## BEGIN

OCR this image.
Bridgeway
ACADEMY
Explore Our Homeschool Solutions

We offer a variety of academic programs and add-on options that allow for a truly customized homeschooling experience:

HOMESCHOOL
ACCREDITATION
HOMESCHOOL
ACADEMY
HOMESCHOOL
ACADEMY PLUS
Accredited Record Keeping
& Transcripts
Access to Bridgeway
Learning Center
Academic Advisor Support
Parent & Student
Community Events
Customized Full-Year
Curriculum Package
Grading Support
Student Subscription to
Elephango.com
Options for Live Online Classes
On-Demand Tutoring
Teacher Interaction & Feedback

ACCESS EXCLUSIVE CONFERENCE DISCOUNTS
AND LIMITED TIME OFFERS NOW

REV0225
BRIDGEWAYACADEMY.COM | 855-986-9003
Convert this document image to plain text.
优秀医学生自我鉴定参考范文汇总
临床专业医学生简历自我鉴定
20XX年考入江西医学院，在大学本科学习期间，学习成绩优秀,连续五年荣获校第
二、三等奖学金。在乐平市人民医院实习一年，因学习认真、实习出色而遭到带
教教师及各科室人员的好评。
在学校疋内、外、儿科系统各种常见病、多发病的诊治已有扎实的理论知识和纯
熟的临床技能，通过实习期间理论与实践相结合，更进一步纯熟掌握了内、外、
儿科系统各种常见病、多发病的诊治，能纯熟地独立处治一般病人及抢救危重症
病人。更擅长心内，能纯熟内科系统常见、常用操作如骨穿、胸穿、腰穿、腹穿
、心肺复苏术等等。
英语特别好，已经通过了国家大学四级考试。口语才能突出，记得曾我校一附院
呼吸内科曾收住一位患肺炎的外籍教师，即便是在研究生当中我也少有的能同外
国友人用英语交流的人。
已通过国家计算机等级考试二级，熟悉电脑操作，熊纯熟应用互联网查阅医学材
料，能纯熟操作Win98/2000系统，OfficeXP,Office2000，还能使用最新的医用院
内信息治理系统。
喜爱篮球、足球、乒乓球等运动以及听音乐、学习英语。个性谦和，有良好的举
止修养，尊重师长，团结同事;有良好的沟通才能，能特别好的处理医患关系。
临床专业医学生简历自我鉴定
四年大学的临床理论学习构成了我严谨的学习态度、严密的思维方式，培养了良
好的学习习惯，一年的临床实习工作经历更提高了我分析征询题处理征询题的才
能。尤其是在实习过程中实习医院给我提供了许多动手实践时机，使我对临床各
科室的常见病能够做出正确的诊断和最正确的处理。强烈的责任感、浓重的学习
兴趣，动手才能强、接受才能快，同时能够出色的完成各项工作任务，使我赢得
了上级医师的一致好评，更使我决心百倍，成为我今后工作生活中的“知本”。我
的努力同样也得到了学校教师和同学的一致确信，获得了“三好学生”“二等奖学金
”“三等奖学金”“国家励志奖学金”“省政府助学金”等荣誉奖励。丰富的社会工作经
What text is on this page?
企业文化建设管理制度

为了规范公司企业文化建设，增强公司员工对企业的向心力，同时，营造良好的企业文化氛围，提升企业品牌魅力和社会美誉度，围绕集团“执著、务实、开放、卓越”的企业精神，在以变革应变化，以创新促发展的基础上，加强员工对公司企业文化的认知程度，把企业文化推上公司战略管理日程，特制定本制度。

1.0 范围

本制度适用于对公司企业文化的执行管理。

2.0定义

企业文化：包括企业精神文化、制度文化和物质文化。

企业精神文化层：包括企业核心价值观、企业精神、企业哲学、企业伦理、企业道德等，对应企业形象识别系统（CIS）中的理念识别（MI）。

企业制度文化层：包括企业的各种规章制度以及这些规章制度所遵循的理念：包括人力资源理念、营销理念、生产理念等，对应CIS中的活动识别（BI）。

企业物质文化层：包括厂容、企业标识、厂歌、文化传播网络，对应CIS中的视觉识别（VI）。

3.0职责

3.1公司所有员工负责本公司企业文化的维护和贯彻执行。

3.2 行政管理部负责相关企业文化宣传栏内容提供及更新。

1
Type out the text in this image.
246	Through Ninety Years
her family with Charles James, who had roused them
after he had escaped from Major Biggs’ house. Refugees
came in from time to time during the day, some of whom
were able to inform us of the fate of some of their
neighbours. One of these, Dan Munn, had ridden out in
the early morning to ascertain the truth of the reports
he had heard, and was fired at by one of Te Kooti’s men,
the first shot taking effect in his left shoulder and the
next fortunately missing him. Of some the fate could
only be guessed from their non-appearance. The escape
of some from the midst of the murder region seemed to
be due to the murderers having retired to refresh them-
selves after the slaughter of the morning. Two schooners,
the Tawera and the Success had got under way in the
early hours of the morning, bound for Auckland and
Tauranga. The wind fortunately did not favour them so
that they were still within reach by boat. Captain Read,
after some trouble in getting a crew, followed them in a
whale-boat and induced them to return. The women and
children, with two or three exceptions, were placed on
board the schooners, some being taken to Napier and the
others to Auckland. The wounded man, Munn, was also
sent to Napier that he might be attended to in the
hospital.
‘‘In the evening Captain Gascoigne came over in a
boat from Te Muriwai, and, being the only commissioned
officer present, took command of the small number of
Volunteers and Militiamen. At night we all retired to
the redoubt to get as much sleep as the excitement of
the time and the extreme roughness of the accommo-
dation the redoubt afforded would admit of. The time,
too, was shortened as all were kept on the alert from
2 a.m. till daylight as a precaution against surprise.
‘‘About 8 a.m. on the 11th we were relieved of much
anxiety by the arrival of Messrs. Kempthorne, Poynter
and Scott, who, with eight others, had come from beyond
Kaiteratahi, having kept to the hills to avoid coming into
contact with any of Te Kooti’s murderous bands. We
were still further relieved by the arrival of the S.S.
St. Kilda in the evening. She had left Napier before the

## END

Return all lines containing "retired".

Answer:
be due to the murderers having retired to refresh them-
Volunteers and Militiamen. At night we all retired to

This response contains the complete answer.